## Goal:
Revise the entries below by replacing "total-value" with "total-count" wherever it occurs, and leave everything else unchanged.

## Source records:
*****
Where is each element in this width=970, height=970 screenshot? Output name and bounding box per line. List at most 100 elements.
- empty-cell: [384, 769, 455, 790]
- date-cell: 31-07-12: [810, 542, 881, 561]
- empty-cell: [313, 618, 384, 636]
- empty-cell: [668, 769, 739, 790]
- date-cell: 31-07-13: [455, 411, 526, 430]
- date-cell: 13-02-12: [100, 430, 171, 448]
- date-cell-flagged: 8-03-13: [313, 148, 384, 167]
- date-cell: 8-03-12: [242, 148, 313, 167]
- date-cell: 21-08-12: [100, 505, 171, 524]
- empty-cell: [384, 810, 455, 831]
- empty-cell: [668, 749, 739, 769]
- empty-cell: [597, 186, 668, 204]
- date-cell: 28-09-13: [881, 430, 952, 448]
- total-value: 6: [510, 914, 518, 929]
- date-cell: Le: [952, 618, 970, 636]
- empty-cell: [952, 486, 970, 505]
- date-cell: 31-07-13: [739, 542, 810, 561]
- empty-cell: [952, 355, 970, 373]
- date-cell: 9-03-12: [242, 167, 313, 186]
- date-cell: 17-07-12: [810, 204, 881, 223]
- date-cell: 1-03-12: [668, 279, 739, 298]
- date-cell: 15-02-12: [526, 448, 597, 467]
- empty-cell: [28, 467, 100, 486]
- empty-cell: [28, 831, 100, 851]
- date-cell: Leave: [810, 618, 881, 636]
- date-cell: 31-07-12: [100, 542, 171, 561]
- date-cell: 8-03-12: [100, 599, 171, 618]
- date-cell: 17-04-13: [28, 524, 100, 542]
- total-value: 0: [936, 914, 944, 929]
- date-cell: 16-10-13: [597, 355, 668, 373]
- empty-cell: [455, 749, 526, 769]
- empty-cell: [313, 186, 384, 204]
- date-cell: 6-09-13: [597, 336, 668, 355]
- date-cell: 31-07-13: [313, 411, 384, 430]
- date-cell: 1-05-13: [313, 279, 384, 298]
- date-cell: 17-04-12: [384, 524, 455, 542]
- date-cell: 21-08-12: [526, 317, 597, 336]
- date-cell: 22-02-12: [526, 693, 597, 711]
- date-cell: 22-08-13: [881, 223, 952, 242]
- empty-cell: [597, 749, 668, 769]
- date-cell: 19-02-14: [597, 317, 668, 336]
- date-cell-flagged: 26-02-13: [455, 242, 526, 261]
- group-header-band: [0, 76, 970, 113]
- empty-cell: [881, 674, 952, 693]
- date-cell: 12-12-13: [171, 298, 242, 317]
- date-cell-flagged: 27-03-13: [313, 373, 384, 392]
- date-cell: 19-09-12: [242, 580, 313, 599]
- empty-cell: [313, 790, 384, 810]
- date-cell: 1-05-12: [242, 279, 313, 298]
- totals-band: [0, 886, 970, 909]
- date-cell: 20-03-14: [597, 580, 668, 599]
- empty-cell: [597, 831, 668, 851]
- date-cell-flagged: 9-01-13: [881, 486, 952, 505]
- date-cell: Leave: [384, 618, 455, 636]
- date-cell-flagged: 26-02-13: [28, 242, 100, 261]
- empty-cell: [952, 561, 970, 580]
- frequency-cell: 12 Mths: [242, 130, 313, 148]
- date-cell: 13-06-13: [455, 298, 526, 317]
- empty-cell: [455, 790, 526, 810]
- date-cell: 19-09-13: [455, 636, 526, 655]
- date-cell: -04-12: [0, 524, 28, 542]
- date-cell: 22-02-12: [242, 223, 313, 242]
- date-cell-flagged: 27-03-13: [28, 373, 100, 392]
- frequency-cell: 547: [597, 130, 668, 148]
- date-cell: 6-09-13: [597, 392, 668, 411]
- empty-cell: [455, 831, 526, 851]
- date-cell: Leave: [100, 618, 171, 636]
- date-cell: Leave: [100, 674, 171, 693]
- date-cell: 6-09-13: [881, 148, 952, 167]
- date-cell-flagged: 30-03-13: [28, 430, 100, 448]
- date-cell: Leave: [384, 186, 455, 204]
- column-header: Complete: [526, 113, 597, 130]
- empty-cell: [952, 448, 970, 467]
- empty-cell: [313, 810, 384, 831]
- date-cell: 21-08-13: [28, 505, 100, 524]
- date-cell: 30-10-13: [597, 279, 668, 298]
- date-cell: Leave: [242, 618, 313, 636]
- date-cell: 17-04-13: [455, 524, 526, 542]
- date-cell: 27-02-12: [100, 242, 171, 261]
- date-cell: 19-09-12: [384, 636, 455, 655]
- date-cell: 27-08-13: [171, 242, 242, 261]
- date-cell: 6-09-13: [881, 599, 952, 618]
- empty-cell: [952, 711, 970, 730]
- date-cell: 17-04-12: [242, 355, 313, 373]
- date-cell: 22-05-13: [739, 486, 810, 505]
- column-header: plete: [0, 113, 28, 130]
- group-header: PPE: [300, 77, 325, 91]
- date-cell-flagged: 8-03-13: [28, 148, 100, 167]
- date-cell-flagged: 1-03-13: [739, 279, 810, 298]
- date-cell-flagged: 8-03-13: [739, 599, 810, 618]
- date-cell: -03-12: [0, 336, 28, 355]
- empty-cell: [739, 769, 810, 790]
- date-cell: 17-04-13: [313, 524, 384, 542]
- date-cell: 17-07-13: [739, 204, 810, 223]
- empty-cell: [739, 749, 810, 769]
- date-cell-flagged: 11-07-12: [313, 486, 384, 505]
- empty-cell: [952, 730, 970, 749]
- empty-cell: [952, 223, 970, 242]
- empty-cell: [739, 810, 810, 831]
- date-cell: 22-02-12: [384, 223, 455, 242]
*****
## Output for this exercise:
Where is each element in this width=970, height=970 screenshot? Output name and bounding box per line. List at most 100 elements.
- empty-cell: [384, 769, 455, 790]
- date-cell: 31-07-12: [810, 542, 881, 561]
- empty-cell: [313, 618, 384, 636]
- empty-cell: [668, 769, 739, 790]
- date-cell: 31-07-13: [455, 411, 526, 430]
- date-cell: 13-02-12: [100, 430, 171, 448]
- date-cell-flagged: 8-03-13: [313, 148, 384, 167]
- date-cell: 8-03-12: [242, 148, 313, 167]
- date-cell: 21-08-12: [100, 505, 171, 524]
- empty-cell: [384, 810, 455, 831]
- empty-cell: [668, 749, 739, 769]
- empty-cell: [597, 186, 668, 204]
- date-cell: 28-09-13: [881, 430, 952, 448]
- total-count: 6: [510, 914, 518, 929]
- date-cell: Le: [952, 618, 970, 636]
- empty-cell: [952, 486, 970, 505]
- date-cell: 31-07-13: [739, 542, 810, 561]
- empty-cell: [952, 355, 970, 373]
- date-cell: 9-03-12: [242, 167, 313, 186]
- date-cell: 17-07-12: [810, 204, 881, 223]
- date-cell: 1-03-12: [668, 279, 739, 298]
- date-cell: 15-02-12: [526, 448, 597, 467]
- empty-cell: [28, 467, 100, 486]
- empty-cell: [28, 831, 100, 851]
- date-cell: Leave: [810, 618, 881, 636]
- date-cell: 31-07-12: [100, 542, 171, 561]
- date-cell: 8-03-12: [100, 599, 171, 618]
- date-cell: 17-04-13: [28, 524, 100, 542]
- total-count: 0: [936, 914, 944, 929]
- date-cell: 16-10-13: [597, 355, 668, 373]
- empty-cell: [455, 749, 526, 769]
- empty-cell: [313, 186, 384, 204]
- date-cell: 6-09-13: [597, 336, 668, 355]
- date-cell: 31-07-13: [313, 411, 384, 430]
- date-cell: 1-05-13: [313, 279, 384, 298]
- date-cell: 17-04-12: [384, 524, 455, 542]
- date-cell: 21-08-12: [526, 317, 597, 336]
- date-cell: 22-02-12: [526, 693, 597, 711]
- date-cell: 22-08-13: [881, 223, 952, 242]
- empty-cell: [597, 749, 668, 769]
- date-cell: 19-02-14: [597, 317, 668, 336]
- date-cell-flagged: 26-02-13: [455, 242, 526, 261]
- group-header-band: [0, 76, 970, 113]
- empty-cell: [881, 674, 952, 693]
- date-cell: 12-12-13: [171, 298, 242, 317]
- date-cell-flagged: 27-03-13: [313, 373, 384, 392]
- date-cell: 19-09-12: [242, 580, 313, 599]
- empty-cell: [313, 790, 384, 810]
- date-cell: 1-05-12: [242, 279, 313, 298]
- totals-band: [0, 886, 970, 909]
- date-cell: 20-03-14: [597, 580, 668, 599]
- empty-cell: [597, 831, 668, 851]
- date-cell-flagged: 9-01-13: [881, 486, 952, 505]
- date-cell: Leave: [384, 618, 455, 636]
- date-cell-flagged: 26-02-13: [28, 242, 100, 261]
- empty-cell: [952, 561, 970, 580]
- frequency-cell: 12 Mths: [242, 130, 313, 148]
- date-cell: 13-06-13: [455, 298, 526, 317]
- empty-cell: [455, 790, 526, 810]
- date-cell: 19-09-13: [455, 636, 526, 655]
- date-cell: -04-12: [0, 524, 28, 542]
- date-cell: 22-02-12: [242, 223, 313, 242]
- date-cell-flagged: 27-03-13: [28, 373, 100, 392]
- frequency-cell: 547: [597, 130, 668, 148]
- date-cell: 6-09-13: [597, 392, 668, 411]
- empty-cell: [455, 831, 526, 851]
- date-cell: Leave: [100, 618, 171, 636]
- date-cell: Leave: [100, 674, 171, 693]
- date-cell: 6-09-13: [881, 148, 952, 167]
- date-cell-flagged: 30-03-13: [28, 430, 100, 448]
- date-cell: Leave: [384, 186, 455, 204]
- column-header: Complete: [526, 113, 597, 130]
- empty-cell: [952, 448, 970, 467]
- empty-cell: [313, 810, 384, 831]
- date-cell: 21-08-13: [28, 505, 100, 524]
- date-cell: 30-10-13: [597, 279, 668, 298]
- date-cell: Leave: [242, 618, 313, 636]
- date-cell: 17-04-13: [455, 524, 526, 542]
- date-cell: 27-02-12: [100, 242, 171, 261]
- date-cell: 19-09-12: [384, 636, 455, 655]
- date-cell: 27-08-13: [171, 242, 242, 261]
- date-cell: 6-09-13: [881, 599, 952, 618]
- empty-cell: [952, 711, 970, 730]
- date-cell: 17-04-12: [242, 355, 313, 373]
- date-cell: 22-05-13: [739, 486, 810, 505]
- column-header: plete: [0, 113, 28, 130]
- group-header: PPE: [300, 77, 325, 91]
- date-cell-flagged: 8-03-13: [28, 148, 100, 167]
- date-cell-flagged: 1-03-13: [739, 279, 810, 298]
- date-cell-flagged: 8-03-13: [739, 599, 810, 618]
- date-cell: -03-12: [0, 336, 28, 355]
- empty-cell: [739, 769, 810, 790]
- date-cell: 17-04-13: [313, 524, 384, 542]
- date-cell: 17-07-13: [739, 204, 810, 223]
- empty-cell: [739, 749, 810, 769]
- date-cell-flagged: 11-07-12: [313, 486, 384, 505]
- empty-cell: [952, 730, 970, 749]
- empty-cell: [952, 223, 970, 242]
- empty-cell: [739, 810, 810, 831]
- date-cell: 22-02-12: [384, 223, 455, 242]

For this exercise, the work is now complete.